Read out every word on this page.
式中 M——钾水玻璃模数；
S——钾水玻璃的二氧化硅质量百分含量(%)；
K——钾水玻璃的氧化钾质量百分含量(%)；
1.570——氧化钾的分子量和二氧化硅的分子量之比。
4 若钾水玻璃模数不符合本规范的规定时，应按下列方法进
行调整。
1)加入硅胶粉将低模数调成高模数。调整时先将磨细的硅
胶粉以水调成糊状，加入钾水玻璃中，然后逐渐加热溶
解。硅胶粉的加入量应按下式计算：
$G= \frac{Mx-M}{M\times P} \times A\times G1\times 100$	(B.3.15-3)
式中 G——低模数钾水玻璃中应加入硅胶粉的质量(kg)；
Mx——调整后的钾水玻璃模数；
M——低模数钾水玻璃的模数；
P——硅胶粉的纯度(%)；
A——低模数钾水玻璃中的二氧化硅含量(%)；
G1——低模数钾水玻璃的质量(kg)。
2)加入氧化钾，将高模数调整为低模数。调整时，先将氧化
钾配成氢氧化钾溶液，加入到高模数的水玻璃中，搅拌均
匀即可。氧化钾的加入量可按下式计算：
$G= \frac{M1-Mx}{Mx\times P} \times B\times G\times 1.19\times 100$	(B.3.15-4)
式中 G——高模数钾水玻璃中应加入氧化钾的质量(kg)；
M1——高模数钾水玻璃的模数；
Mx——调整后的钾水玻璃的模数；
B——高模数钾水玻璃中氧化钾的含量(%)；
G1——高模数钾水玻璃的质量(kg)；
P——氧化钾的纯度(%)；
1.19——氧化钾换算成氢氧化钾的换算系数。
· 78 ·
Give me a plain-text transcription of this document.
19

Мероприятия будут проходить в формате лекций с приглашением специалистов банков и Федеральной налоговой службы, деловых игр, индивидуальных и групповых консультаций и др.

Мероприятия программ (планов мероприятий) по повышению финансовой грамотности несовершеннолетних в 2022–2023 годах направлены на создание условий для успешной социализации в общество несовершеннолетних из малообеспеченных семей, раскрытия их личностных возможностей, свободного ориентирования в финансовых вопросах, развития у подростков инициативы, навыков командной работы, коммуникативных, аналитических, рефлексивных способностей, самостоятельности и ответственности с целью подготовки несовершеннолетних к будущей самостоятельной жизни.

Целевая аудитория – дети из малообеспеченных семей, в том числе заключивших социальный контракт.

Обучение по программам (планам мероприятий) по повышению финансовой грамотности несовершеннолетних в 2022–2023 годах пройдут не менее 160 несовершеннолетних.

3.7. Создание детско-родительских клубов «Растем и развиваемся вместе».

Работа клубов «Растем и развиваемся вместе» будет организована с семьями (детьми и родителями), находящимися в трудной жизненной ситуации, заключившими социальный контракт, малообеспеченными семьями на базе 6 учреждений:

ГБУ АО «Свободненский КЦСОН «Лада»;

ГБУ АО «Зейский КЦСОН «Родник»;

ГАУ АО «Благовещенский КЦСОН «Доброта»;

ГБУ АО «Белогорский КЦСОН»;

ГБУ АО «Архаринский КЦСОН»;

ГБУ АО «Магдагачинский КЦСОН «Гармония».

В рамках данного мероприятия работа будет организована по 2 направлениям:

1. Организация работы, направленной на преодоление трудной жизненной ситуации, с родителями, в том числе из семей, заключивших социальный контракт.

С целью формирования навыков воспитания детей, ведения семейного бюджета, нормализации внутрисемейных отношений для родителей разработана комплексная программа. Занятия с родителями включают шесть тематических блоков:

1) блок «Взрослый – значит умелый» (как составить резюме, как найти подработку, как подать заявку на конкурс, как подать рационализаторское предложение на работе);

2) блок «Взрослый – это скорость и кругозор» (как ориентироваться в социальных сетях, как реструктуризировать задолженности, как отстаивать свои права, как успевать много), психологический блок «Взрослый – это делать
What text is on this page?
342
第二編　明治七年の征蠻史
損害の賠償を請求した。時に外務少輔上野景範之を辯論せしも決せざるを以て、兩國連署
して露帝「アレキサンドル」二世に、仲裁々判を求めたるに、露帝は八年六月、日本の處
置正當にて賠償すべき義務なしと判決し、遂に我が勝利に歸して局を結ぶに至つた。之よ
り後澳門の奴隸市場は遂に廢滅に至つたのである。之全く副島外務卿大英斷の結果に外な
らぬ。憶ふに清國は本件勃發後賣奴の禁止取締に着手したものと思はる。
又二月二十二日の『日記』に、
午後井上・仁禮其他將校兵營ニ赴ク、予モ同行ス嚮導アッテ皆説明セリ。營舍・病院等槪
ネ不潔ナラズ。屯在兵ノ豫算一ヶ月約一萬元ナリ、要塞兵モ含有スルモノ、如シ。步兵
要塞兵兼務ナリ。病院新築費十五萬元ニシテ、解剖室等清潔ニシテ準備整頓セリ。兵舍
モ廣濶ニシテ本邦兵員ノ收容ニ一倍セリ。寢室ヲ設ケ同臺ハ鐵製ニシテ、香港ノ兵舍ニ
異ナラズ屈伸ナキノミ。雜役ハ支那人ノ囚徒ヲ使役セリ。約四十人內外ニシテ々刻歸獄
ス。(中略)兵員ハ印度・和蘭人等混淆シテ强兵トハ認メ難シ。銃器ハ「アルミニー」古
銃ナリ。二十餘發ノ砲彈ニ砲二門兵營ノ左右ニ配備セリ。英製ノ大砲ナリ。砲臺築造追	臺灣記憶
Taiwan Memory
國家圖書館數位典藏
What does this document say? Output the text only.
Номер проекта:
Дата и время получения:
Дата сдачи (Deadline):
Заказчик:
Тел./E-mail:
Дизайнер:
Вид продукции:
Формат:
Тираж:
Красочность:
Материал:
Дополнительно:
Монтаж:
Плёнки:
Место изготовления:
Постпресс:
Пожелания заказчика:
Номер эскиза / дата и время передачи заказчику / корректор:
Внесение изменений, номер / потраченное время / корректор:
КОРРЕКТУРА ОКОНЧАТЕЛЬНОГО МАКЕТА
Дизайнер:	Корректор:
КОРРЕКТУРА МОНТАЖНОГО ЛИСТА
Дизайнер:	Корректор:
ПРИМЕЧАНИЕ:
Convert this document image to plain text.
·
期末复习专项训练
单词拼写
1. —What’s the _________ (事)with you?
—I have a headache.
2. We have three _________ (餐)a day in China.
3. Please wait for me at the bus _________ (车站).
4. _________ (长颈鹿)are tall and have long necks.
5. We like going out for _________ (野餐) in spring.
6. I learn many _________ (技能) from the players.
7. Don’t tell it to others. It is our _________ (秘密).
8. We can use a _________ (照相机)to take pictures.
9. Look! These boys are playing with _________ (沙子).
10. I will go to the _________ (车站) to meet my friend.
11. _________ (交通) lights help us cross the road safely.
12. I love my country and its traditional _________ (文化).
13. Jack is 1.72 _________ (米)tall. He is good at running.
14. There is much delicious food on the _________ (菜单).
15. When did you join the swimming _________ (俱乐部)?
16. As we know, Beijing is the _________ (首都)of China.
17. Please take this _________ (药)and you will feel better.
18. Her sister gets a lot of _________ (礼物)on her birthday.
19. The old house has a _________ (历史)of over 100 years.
################
WHAT YOU ARE ASKED TO DO: Produce a verbatim transcription of the entries above.

TASK RESULT:
Read out every word on this page.
式中 M——钾水玻璃模数；
S——钾水玻璃的二氧化硅质量百分含量(%)；
K——钾水玻璃的氧化钾质量百分含量(%)；
1.570——氧化钾的分子量和二氧化硅的分子量之比。
4 若钾水玻璃模数不符合本规范的规定时，应按下列方法进
行调整。
1)加入硅胶粉将低模数调成高模数。调整时先将磨细的硅
胶粉以水调成糊状，加入钾水玻璃中，然后逐渐加热溶
解。硅胶粉的加入量应按下式计算：
$G= \frac{Mx-M}{M\times P} \times A\times G1\times 100$	(B.3.15-3)
式中 G——低模数钾水玻璃中应加入硅胶粉的质量(kg)；
Mx——调整后的钾水玻璃模数；
M——低模数钾水玻璃的模数；
P——硅胶粉的纯度(%)；
A——低模数钾水玻璃中的二氧化硅含量(%)；
G1——低模数钾水玻璃的质量(kg)。
2)加入氧化钾，将高模数调整为低模数。调整时，先将氧化
钾配成氢氧化钾溶液，加入到高模数的水玻璃中，搅拌均
匀即可。氧化钾的加入量可按下式计算：
$G= \frac{M1-Mx}{Mx\times P} \times B\times G\times 1.19\times 100$	(B.3.15-4)
式中 G——高模数钾水玻璃中应加入氧化钾的质量(kg)；
M1——高模数钾水玻璃的模数；
Mx——调整后的钾水玻璃的模数；
B——高模数钾水玻璃中氧化钾的含量(%)；
G1——高模数钾水玻璃的质量(kg)；
P——氧化钾的纯度(%)；
1.19——氧化钾换算成氢氧化钾的换算系数。
· 78 ·
Give me a plain-text transcription of this document.
19

Мероприятия будут проходить в формате лекций с приглашением специалистов банков и Федеральной налоговой службы, деловых игр, индивидуальных и групповых консультаций и др.

Мероприятия программ (планов мероприятий) по повышению финансовой грамотности несовершеннолетних в 2022–2023 годах направлены на создание условий для успешной социализации в общество несовершеннолетних из малообеспеченных семей, раскрытия их личностных возможностей, свободного ориентирования в финансовых вопросах, развития у подростков инициативы, навыков командной работы, коммуникативных, аналитических, рефлексивных способностей, самостоятельности и ответственности с целью подготовки несовершеннолетних к будущей самостоятельной жизни.

Целевая аудитория – дети из малообеспеченных семей, в том числе заключивших социальный контракт.

Обучение по программам (планам мероприятий) по повышению финансовой грамотности несовершеннолетних в 2022–2023 годах пройдут не менее 160 несовершеннолетних.

3.7. Создание детско-родительских клубов «Растем и развиваемся вместе».

Работа клубов «Растем и развиваемся вместе» будет организована с семьями (детьми и родителями), находящимися в трудной жизненной ситуации, заключившими социальный контракт, малообеспеченными семьями на базе 6 учреждений:

ГБУ АО «Свободненский КЦСОН «Лада»;

ГБУ АО «Зейский КЦСОН «Родник»;

ГАУ АО «Благовещенский КЦСОН «Доброта»;

ГБУ АО «Белогорский КЦСОН»;

ГБУ АО «Архаринский КЦСОН»;

ГБУ АО «Магдагачинский КЦСОН «Гармония».

В рамках данного мероприятия работа будет организована по 2 направлениям:

1. Организация работы, направленной на преодоление трудной жизненной ситуации, с родителями, в том числе из семей, заключивших социальный контракт.

С целью формирования навыков воспитания детей, ведения семейного бюджета, нормализации внутрисемейных отношений для родителей разработана комплексная программа. Занятия с родителями включают шесть тематических блоков:

1) блок «Взрослый – значит умелый» (как составить резюме, как найти подработку, как подать заявку на конкурс, как подать рационализаторское предложение на работе);

2) блок «Взрослый – это скорость и кругозор» (как ориентироваться в социальных сетях, как реструктуризировать задолженности, как отстаивать свои права, как успевать много), психологический блок «Взрослый – это делать
What text is on this page?
342
第二編　明治七年の征蠻史
損害の賠償を請求した。時に外務少輔上野景範之を辯論せしも決せざるを以て、兩國連署
して露帝「アレキサンドル」二世に、仲裁々判を求めたるに、露帝は八年六月、日本の處
置正當にて賠償すべき義務なしと判決し、遂に我が勝利に歸して局を結ぶに至つた。之よ
り後澳門の奴隸市場は遂に廢滅に至つたのである。之全く副島外務卿大英斷の結果に外な
らぬ。憶ふに清國は本件勃發後賣奴の禁止取締に着手したものと思はる。
又二月二十二日の『日記』に、
午後井上・仁禮其他將校兵營ニ赴ク、予モ同行ス嚮導アッテ皆説明セリ。營舍・病院等槪
ネ不潔ナラズ。屯在兵ノ豫算一ヶ月約一萬元ナリ、要塞兵モ含有スルモノ、如シ。步兵
要塞兵兼務ナリ。病院新築費十五萬元ニシテ、解剖室等清潔ニシテ準備整頓セリ。兵舍
モ廣濶ニシテ本邦兵員ノ收容ニ一倍セリ。寢室ヲ設ケ同臺ハ鐵製ニシテ、香港ノ兵舍ニ
異ナラズ屈伸ナキノミ。雜役ハ支那人ノ囚徒ヲ使役セリ。約四十人內外ニシテ々刻歸獄
ス。(中略)兵員ハ印度・和蘭人等混淆シテ强兵トハ認メ難シ。銃器ハ「アルミニー」古
銃ナリ。二十餘發ノ砲彈ニ砲二門兵營ノ左右ニ配備セリ。英製ノ大砲ナリ。砲臺築造追	臺灣記憶
Taiwan Memory
國家圖書館數位典藏
What does this document say? Output the text only.
Номер проекта:
Дата и время получения:
Дата сдачи (Deadline):
Заказчик:
Тел./E-mail:
Дизайнер:
Вид продукции:
Формат:
Тираж:
Красочность:
Материал:
Дополнительно:
Монтаж:
Плёнки:
Место изготовления:
Постпресс:
Пожелания заказчика:
Номер эскиза / дата и время передачи заказчику / корректор:
Внесение изменений, номер / потраченное время / корректор:
КОРРЕКТУРА ОКОНЧАТЕЛЬНОГО МАКЕТА
Дизайнер:	Корректор:
КОРРЕКТУРА МОНТАЖНОГО ЛИСТА
Дизайнер:	Корректор:
ПРИМЕЧАНИЕ:
Convert this document image to plain text.
·
期末复习专项训练
单词拼写
1. —What’s the _________ (事)with you?
—I have a headache.
2. We have three _________ (餐)a day in China.
3. Please wait for me at the bus _________ (车站).
4. _________ (长颈鹿)are tall and have long necks.
5. We like going out for _________ (野餐) in spring.
6. I learn many _________ (技能) from the players.
7. Don’t tell it to others. It is our _________ (秘密).
8. We can use a _________ (照相机)to take pictures.
9. Look! These boys are playing with _________ (沙子).
10. I will go to the _________ (车站) to meet my friend.
11. _________ (交通) lights help us cross the road safely.
12. I love my country and its traditional _________ (文化).
13. Jack is 1.72 _________ (米)tall. He is good at running.
14. There is much delicious food on the _________ (菜单).
15. When did you join the swimming _________ (俱乐部)?
16. As we know, Beijing is the _________ (首都)of China.
17. Please take this _________ (药)and you will feel better.
18. Her sister gets a lot of _________ (礼物)on her birthday.
19. The old house has a _________ (历史)of over 100 years.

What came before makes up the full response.